> [Quellenauszug]
OGH 10ObS86/93

OGH10ObS86/9311.5.1993

Der Oberste Gerichtshof hat als Revisionsgericht in Arbeits- und Sozialrechtssachen durch den Senatspräsidenten des Obersten Gerichtshofes Dr.Kropfitsch als Vorsitzenden, die Hofräte des Obersten Gerichtshofes Mag.Engelmaier und Dr.Bauer als weitere Richter und die fachkundigen Laienrichter Mag.Margarethe Peters (aus dem Kreis der Arbeitgeber) und Friedrich Wienerroither (aus dem Kreis der Arbeitnehmer) in der Sozialrechtssache der klagenden Partei Erna H*****, vertreten durch DDr.Manfred Nordmeyer, Rechtsanwalt in Wels, wider die beklagte Partei Pensionsversicherungsanstalt der Angestellten, 1021 Wien, Friedrich Hillegeist-Straße 1, wegen Witwenpension infolge Revision der klagenden Partei gegen das Urteil des Oberlandesgerichtes Linz als Berufungsgerichtes in Arbeits- und Sozialrechtssachen vom 25.Februar 1993, GZ 12 Rs 3/93-9, womit infolge Berufung der klagenden Partei das Urteil des Kreisgerichtes Wels als Arbeits- und Sozialgerichtes vom 5.November 1992, GZ 27 Cgs 173/92-5, bestätigt wurde, in nichtöffentlicher Sitzung zu Recht erkannt:

 

Spruch:

Der Revision wird nicht Folge gegeben.

Die Klägerin hat die Kosten ihres Rechtsmittels selbst zu tragen.

Text

Entscheidungsgründe:

Rechtliche Beurteilung

Die rechtliche Beurteilung der Sache durch das Berufungsgericht ist richtig (§ 48 ASGG).

Sie entspricht dem § 258 Abs 4 ASVG in der im vorliegenden Fall anzuwendenden Fassung der 44. ASVGNov BGBl 1987/609 und der ständigen Rechtsprechung des erkennenden Senates (SSV-NF 1/63; 2/11, 27; 3/64, 83; 4/51, 75, 115, 161; 5/98, 127; 6/43, 99, 132). Dabei betrafen die schon vom Berufungsgericht bezogenen Entscheidungen SSV-NF 5/98 und 10 Ob S 186/92 (= SSV-NF 6/99) dem vorliegenden vergleichbare Fälle, in denen der Versicherte zur Zeit seines Todes seiner nach § 55 Abs 3 EheG mit dem Ausspruch nach § 61 Abs 3 leg cit geschiedenen Frau aufgrund eines gerichtlichen Urteiles, eines gerichtlichen Vergleiches oder einer vor Auflösung der Ehe eingegangenen vertraglichen Verpflichtung keinen Unterhalt zu leisten hatte, sondern erst die eingeantworteten Erben aufgrund einer erst nach dem Tod des Versicherten eingebrachten Klage bzw einer bewilligten Wiederaufnahme eines zur Zeit des Todes des Versicherten durch eine die Sache erledigende Entscheidung abgeschlossenen Verfahrens verurteilt wurden, für die Zeit des Todes des Erblassers Unterhaltsbeiträge zu leisten.

> [Anweisung 1]
Beantworte anhand der Entscheidung des Obersten Gerichtshofes diese Fragen:
(a) Welches Gericht hatte das Urteil vom 5. November 1992 gefällt?
(b) Wer hat laut Spruch die Kosten des Rechtsmittels zu tragen?
(c) In welcher Fassung ist § 258 Abs 4 ASVG im vorliegenden Fall anzuwenden?

> [Bereitgestellte Auflistung]
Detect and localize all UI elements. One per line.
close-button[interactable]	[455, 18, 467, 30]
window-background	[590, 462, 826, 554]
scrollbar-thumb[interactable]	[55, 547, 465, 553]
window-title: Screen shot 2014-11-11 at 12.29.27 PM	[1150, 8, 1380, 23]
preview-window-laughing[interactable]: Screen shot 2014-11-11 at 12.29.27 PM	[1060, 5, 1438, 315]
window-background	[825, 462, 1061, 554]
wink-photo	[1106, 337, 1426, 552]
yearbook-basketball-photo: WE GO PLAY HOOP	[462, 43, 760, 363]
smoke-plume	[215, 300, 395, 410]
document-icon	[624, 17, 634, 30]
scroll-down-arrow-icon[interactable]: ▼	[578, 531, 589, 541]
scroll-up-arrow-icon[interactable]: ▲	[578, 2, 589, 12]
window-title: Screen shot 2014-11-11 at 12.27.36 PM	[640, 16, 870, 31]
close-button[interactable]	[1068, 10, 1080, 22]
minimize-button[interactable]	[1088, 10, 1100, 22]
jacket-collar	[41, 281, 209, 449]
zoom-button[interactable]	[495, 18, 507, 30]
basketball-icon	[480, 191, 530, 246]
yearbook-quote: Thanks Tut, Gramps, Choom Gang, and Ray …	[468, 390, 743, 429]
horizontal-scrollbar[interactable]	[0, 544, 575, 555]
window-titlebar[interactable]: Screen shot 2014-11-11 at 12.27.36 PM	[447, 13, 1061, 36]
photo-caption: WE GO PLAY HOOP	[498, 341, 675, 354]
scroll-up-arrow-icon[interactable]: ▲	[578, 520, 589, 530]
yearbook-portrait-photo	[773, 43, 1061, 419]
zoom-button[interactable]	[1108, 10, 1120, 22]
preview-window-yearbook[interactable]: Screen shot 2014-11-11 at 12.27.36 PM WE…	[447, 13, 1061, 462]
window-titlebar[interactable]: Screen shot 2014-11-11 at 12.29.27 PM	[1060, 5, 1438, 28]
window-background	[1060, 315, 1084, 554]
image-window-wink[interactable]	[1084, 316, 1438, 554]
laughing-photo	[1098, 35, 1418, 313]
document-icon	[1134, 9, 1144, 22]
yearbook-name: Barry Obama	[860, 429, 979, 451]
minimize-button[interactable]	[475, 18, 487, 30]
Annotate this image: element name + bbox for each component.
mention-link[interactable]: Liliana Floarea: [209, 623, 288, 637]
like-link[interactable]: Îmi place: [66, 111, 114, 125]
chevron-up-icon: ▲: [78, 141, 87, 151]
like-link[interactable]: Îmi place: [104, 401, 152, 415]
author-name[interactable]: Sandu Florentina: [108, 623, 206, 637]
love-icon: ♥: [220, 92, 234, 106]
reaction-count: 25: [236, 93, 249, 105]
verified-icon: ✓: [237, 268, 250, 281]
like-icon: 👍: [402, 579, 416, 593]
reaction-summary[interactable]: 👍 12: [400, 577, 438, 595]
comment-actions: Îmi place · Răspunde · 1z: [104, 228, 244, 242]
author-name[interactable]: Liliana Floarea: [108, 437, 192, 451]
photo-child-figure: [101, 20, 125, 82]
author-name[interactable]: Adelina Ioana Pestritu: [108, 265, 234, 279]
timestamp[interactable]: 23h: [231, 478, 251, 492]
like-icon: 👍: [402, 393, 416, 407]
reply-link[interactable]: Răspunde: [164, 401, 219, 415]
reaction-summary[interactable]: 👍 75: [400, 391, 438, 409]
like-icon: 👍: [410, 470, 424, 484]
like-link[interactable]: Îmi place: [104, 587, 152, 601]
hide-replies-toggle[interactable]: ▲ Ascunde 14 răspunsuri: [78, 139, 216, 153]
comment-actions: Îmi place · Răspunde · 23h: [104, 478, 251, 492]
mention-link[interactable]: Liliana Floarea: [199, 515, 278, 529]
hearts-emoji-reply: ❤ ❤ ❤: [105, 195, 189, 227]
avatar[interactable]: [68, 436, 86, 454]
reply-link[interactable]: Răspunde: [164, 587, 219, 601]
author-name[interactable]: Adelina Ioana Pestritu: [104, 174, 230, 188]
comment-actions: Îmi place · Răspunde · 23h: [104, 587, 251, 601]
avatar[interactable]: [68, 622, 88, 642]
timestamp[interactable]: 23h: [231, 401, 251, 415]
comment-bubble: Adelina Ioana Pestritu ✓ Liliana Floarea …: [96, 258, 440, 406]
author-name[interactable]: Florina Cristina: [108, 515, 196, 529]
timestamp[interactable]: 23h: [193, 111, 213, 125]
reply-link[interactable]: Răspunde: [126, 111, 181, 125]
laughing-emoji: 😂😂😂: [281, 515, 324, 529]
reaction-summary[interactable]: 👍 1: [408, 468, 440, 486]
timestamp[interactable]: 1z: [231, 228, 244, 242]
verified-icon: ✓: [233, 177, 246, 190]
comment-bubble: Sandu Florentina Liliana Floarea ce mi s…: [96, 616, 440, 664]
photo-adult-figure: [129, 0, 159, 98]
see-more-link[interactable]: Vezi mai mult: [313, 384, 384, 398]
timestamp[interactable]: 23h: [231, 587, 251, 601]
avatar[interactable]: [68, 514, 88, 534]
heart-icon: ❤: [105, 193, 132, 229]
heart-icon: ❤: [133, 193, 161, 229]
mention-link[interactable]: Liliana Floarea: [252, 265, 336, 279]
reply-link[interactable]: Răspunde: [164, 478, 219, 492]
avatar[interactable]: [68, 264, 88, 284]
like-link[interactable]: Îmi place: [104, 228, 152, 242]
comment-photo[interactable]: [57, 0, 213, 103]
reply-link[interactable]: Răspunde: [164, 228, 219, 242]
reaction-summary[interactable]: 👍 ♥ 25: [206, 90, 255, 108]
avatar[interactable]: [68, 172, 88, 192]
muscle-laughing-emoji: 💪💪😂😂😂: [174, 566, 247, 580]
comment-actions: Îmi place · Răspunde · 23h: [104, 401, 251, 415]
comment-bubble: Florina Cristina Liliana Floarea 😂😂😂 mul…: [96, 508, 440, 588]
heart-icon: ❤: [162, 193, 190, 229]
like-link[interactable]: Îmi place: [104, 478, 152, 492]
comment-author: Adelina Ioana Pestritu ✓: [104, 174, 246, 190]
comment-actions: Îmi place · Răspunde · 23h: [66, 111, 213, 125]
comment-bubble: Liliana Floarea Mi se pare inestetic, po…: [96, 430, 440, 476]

> [Anweisung 2]
Kopiere aus der Auflistung alles vom Anfang bis einschließlich der Zeile mit "17, 634, 30]" ohne jede Änderung.

> [Schriftliche Antwort 1]
(a) Das Kreisgericht Wels als Arbeits- und Sozialgericht.
(b) Die Klägerin selbst.
(c) In der Fassung der 44. ASVGNov BGBl 1987/609.

> [Schriftliche Antwort 2]
Detect and localize all UI elements. One per line.
close-button[interactable]	[455, 18, 467, 30]
window-background	[590, 462, 826, 554]
scrollbar-thumb[interactable]	[55, 547, 465, 553]
window-title: Screen shot 2014-11-11 at 12.29.27 PM	[1150, 8, 1380, 23]
preview-window-laughing[interactable]: Screen shot 2014-11-11 at 12.29.27 PM	[1060, 5, 1438, 315]
window-background	[825, 462, 1061, 554]
wink-photo	[1106, 337, 1426, 552]
yearbook-basketball-photo: WE GO PLAY HOOP	[462, 43, 760, 363]
smoke-plume	[215, 300, 395, 410]
document-icon	[624, 17, 634, 30]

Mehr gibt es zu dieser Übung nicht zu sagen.